### Work to do
Word for word, set down the records and skip each picture.

### Records to use
## Start

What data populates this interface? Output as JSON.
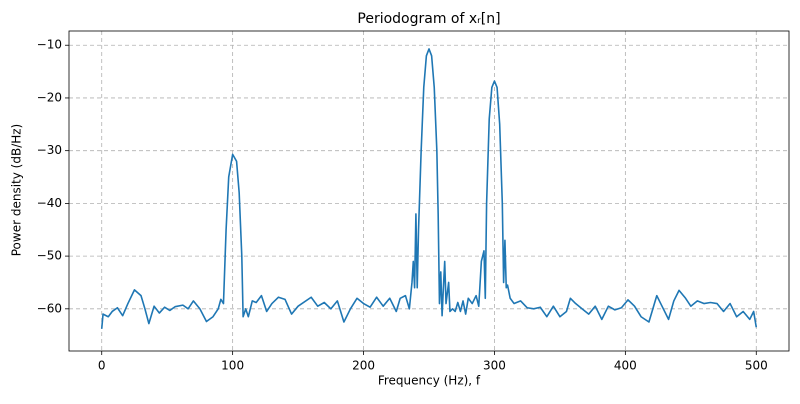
{
  "chart_data": {
    "type": "line",
    "title": "Periodogram of xᵣ[n]",
    "x_label": "Frequency (Hz), f",
    "y_label": "Power density (dB/Hz)",
    "xlim": [
      -25,
      525
    ],
    "ylim": [
      -68,
      -7.3
    ],
    "xticks": [
      0,
      100,
      200,
      300,
      400,
      500
    ],
    "yticks": [
      {
        "value": -60,
        "label": "−60"
      },
      {
        "value": -50,
        "label": "−50"
      },
      {
        "value": -40,
        "label": "−40"
      },
      {
        "value": -30,
        "label": "−30"
      },
      {
        "value": -20,
        "label": "−20"
      },
      {
        "value": -10,
        "label": "−10"
      }
    ],
    "grid": true,
    "series": [
      {
        "color": "#1f77b4",
        "x": [
          0,
          1,
          5,
          8,
          12,
          16,
          20,
          25,
          30,
          33,
          36,
          40,
          44,
          48,
          52,
          56,
          62,
          66,
          70,
          75,
          80,
          85,
          89,
          91,
          93,
          95,
          97,
          100,
          103,
          105,
          107,
          108,
          110,
          112,
          115,
          118,
          122,
          126,
          130,
          135,
          140,
          145,
          150,
          160,
          165,
          170,
          175,
          180,
          185,
          190,
          195,
          200,
          205,
          210,
          215,
          220,
          225,
          228,
          232,
          235,
          237,
          238,
          239,
          240,
          241,
          242,
          244,
          246,
          248,
          250,
          252,
          254,
          256,
          257,
          258,
          259,
          260,
          261,
          262,
          263,
          265,
          266,
          268,
          270,
          272,
          274,
          276,
          278,
          280,
          283,
          286,
          288,
          290,
          292,
          293,
          294,
          296,
          298,
          300,
          302,
          304,
          306,
          307,
          308,
          309,
          310,
          312,
          315,
          320,
          325,
          330,
          335,
          340,
          345,
          350,
          355,
          358,
          362,
          367,
          372,
          377,
          382,
          387,
          392,
          397,
          402,
          407,
          412,
          418,
          424,
          428,
          433,
          437,
          441,
          446,
          450,
          455,
          460,
          465,
          470,
          475,
          480,
          485,
          490,
          495,
          498,
          500
        ],
        "values": [
          -63.8,
          -61,
          -61.5,
          -60.5,
          -59.8,
          -61.3,
          -59,
          -56.4,
          -57.5,
          -60,
          -62.8,
          -59.5,
          -60.8,
          -59.7,
          -60.3,
          -59.6,
          -59.3,
          -60,
          -58.5,
          -60,
          -62.4,
          -61.5,
          -60,
          -58.2,
          -59,
          -45,
          -35,
          -30.7,
          -32,
          -38,
          -50,
          -61.5,
          -60,
          -61.5,
          -58.5,
          -58.8,
          -57.5,
          -60.5,
          -59,
          -57.8,
          -58.2,
          -61,
          -59.5,
          -57.8,
          -59.5,
          -58.8,
          -60,
          -58.5,
          -62.5,
          -60,
          -58,
          -59,
          -59.7,
          -57.8,
          -59.5,
          -58,
          -60.5,
          -58,
          -57.5,
          -60,
          -55,
          -51,
          -56,
          -42,
          -56,
          -45,
          -30,
          -18,
          -12,
          -10.7,
          -12,
          -18,
          -30,
          -42,
          -59,
          -53,
          -61.3,
          -56,
          -51,
          -59,
          -55,
          -60.5,
          -60,
          -60.5,
          -58.8,
          -60.5,
          -58.5,
          -61,
          -58,
          -59,
          -57.5,
          -59.5,
          -51,
          -49,
          -58,
          -40,
          -24,
          -18,
          -16.8,
          -18,
          -25,
          -40,
          -55,
          -47,
          -56,
          -55.5,
          -58,
          -59,
          -58.5,
          -59.8,
          -60,
          -59.7,
          -61.5,
          -59.5,
          -61.5,
          -60.5,
          -58,
          -59,
          -60,
          -61,
          -59.5,
          -62,
          -59.5,
          -60.2,
          -59.8,
          -58.3,
          -59.5,
          -61.5,
          -62.5,
          -57.5,
          -59.5,
          -62,
          -58.5,
          -56.5,
          -58,
          -59.5,
          -58.5,
          -59,
          -58.8,
          -59,
          -60.5,
          -59,
          -61.5,
          -60.5,
          -62,
          -60.5,
          -63.5
        ]
      }
    ]
  }
}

## End

### Final answer
What data populates this interface? Output as JSON.
{
  "chart_data": {
    "type": "line",
    "title": "Periodogram of xᵣ[n]",
    "x_label": "Frequency (Hz), f",
    "y_label": "Power density (dB/Hz)",
    "xlim": [
      -25,
      525
    ],
    "ylim": [
      -68,
      -7.3
    ],
    "xticks": [
      0,
      100,
      200,
      300,
      400,
      500
    ],
    "yticks": [
      {
        "value": -60,
        "label": "−60"
      },
      {
        "value": -50,
        "label": "−50"
      },
      {
        "value": -40,
        "label": "−40"
      },
      {
        "value": -30,
        "label": "−30"
      },
      {
        "value": -20,
        "label": "−20"
      },
      {
        "value": -10,
        "label": "−10"
      }
    ],
    "grid": true,
    "series": [
      {
        "color": "#1f77b4",
        "x": [
          0,
          1,
          5,
          8,
          12,
          16,
          20,
          25,
          30,
          33,
          36,
          40,
          44,
          48,
          52,
          56,
          62,
          66,
          70,
          75,
          80,
          85,
          89,
          91,
          93,
          95,
          97,
          100,
          103,
          105,
          107,
          108,
          110,
          112,
          115,
          118,
          122,
          126,
          130,
          135,
          140,
          145,
          150,
          160,
          165,
          170,
          175,
          180,
          185,
          190,
          195,
          200,
          205,
          210,
          215,
          220,
          225,
          228,
          232,
          235,
          237,
          238,
          239,
          240,
          241,
          242,
          244,
          246,
          248,
          250,
          252,
          254,
          256,
          257,
          258,
          259,
          260,
          261,
          262,
          263,
          265,
          266,
          268,
          270,
          272,
          274,
          276,
          278,
          280,
          283,
          286,
          288,
          290,
          292,
          293,
          294,
          296,
          298,
          300,
          302,
          304,
          306,
          307,
          308,
          309,
          310,
          312,
          315,
          320,
          325,
          330,
          335,
          340,
          345,
          350,
          355,
          358,
          362,
          367,
          372,
          377,
          382,
          387,
          392,
          397,
          402,
          407,
          412,
          418,
          424,
          428,
          433,
          437,
          441,
          446,
          450,
          455,
          460,
          465,
          470,
          475,
          480,
          485,
          490,
          495,
          498,
          500
        ],
        "values": [
          -63.8,
          -61,
          -61.5,
          -60.5,
          -59.8,
          -61.3,
          -59,
          -56.4,
          -57.5,
          -60,
          -62.8,
          -59.5,
          -60.8,
          -59.7,
          -60.3,
          -59.6,
          -59.3,
          -60,
          -58.5,
          -60,
          -62.4,
          -61.5,
          -60,
          -58.2,
          -59,
          -45,
          -35,
          -30.7,
          -32,
          -38,
          -50,
          -61.5,
          -60,
          -61.5,
          -58.5,
          -58.8,
          -57.5,
          -60.5,
          -59,
          -57.8,
          -58.2,
          -61,
          -59.5,
          -57.8,
          -59.5,
          -58.8,
          -60,
          -58.5,
          -62.5,
          -60,
          -58,
          -59,
          -59.7,
          -57.8,
          -59.5,
          -58,
          -60.5,
          -58,
          -57.5,
          -60,
          -55,
          -51,
          -56,
          -42,
          -56,
          -45,
          -30,
          -18,
          -12,
          -10.7,
          -12,
          -18,
          -30,
          -42,
          -59,
          -53,
          -61.3,
          -56,
          -51,
          -59,
          -55,
          -60.5,
          -60,
          -60.5,
          -58.8,
          -60.5,
          -58.5,
          -61,
          -58,
          -59,
          -57.5,
          -59.5,
          -51,
          -49,
          -58,
          -40,
          -24,
          -18,
          -16.8,
          -18,
          -25,
          -40,
          -55,
          -47,
          -56,
          -55.5,
          -58,
          -59,
          -58.5,
          -59.8,
          -60,
          -59.7,
          -61.5,
          -59.5,
          -61.5,
          -60.5,
          -58,
          -59,
          -60,
          -61,
          -59.5,
          -62,
          -59.5,
          -60.2,
          -59.8,
          -58.3,
          -59.5,
          -61.5,
          -62.5,
          -57.5,
          -59.5,
          -62,
          -58.5,
          -56.5,
          -58,
          -59.5,
          -58.5,
          -59,
          -58.8,
          -59,
          -60.5,
          -59,
          -61.5,
          -60.5,
          -62,
          -60.5,
          -63.5
        ]
      }
    ]
  }
}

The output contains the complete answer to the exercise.